start Listing

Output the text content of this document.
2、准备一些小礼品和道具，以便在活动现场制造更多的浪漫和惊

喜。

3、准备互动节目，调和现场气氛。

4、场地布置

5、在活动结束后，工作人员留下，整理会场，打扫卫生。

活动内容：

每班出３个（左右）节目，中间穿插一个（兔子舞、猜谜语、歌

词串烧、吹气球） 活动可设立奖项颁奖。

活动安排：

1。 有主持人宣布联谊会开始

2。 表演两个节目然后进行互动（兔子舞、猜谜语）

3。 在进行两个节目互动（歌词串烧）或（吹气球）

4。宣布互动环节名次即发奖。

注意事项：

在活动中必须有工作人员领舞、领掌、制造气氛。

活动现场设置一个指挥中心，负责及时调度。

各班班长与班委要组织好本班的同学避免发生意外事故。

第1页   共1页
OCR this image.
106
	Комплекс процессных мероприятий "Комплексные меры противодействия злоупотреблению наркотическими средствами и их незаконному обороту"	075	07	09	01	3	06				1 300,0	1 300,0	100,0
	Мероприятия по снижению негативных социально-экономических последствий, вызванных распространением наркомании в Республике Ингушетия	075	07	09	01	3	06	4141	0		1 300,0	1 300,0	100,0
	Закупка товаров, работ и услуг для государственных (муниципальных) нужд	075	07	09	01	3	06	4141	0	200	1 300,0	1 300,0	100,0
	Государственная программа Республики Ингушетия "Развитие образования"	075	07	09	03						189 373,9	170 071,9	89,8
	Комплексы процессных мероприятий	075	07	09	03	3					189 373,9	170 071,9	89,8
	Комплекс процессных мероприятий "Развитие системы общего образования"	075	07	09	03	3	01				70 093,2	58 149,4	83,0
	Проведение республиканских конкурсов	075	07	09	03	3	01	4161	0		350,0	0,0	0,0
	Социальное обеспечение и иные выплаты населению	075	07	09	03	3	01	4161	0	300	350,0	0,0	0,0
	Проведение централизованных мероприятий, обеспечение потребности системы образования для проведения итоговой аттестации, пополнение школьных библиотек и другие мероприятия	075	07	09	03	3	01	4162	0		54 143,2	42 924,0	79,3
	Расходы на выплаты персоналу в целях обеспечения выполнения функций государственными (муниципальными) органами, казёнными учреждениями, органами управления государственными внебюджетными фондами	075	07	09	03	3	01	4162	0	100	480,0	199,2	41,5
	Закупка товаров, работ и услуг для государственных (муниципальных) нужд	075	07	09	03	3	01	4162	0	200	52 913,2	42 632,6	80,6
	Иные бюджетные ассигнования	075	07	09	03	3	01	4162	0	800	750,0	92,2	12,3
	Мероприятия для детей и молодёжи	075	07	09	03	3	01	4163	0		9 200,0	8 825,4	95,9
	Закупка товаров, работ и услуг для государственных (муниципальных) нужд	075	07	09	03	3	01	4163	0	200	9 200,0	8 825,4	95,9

end Listing

Make an exact copy of every entry.

Output the text content of this document.
2、准备一些小礼品和道具，以便在活动现场制造更多的浪漫和惊

喜。

3、准备互动节目，调和现场气氛。

4、场地布置

5、在活动结束后，工作人员留下，整理会场，打扫卫生。

活动内容：

每班出３个（左右）节目，中间穿插一个（兔子舞、猜谜语、歌

词串烧、吹气球） 活动可设立奖项颁奖。

活动安排：

1。 有主持人宣布联谊会开始

2。 表演两个节目然后进行互动（兔子舞、猜谜语）

3。 在进行两个节目互动（歌词串烧）或（吹气球）

4。宣布互动环节名次即发奖。

注意事项：

在活动中必须有工作人员领舞、领掌、制造气氛。

活动现场设置一个指挥中心，负责及时调度。

各班班长与班委要组织好本班的同学避免发生意外事故。

第1页   共1页
OCR this image.
106
	Комплекс процессных мероприятий "Комплексные меры противодействия злоупотреблению наркотическими средствами и их незаконному обороту"	075	07	09	01	3	06				1 300,0	1 300,0	100,0
	Мероприятия по снижению негативных социально-экономических последствий, вызванных распространением наркомании в Республике Ингушетия	075	07	09	01	3	06	4141	0		1 300,0	1 300,0	100,0
	Закупка товаров, работ и услуг для государственных (муниципальных) нужд	075	07	09	01	3	06	4141	0	200	1 300,0	1 300,0	100,0
	Государственная программа Республики Ингушетия "Развитие образования"	075	07	09	03						189 373,9	170 071,9	89,8
	Комплексы процессных мероприятий	075	07	09	03	3					189 373,9	170 071,9	89,8
	Комплекс процессных мероприятий "Развитие системы общего образования"	075	07	09	03	3	01				70 093,2	58 149,4	83,0
	Проведение республиканских конкурсов	075	07	09	03	3	01	4161	0		350,0	0,0	0,0
	Социальное обеспечение и иные выплаты населению	075	07	09	03	3	01	4161	0	300	350,0	0,0	0,0
	Проведение централизованных мероприятий, обеспечение потребности системы образования для проведения итоговой аттестации, пополнение школьных библиотек и другие мероприятия	075	07	09	03	3	01	4162	0		54 143,2	42 924,0	79,3
	Расходы на выплаты персоналу в целях обеспечения выполнения функций государственными (муниципальными) органами, казёнными учреждениями, органами управления государственными внебюджетными фондами	075	07	09	03	3	01	4162	0	100	480,0	199,2	41,5
	Закупка товаров, работ и услуг для государственных (муниципальных) нужд	075	07	09	03	3	01	4162	0	200	52 913,2	42 632,6	80,6
	Иные бюджетные ассигнования	075	07	09	03	3	01	4162	0	800	750,0	92,2	12,3
	Мероприятия для детей и молодёжи	075	07	09	03	3	01	4163	0		9 200,0	8 825,4	95,9
	Закупка товаров, работ и услуг для государственных (муниципальных) нужд	075	07	09	03	3	01	4163	0	200	9 200,0	8 825,4	95,9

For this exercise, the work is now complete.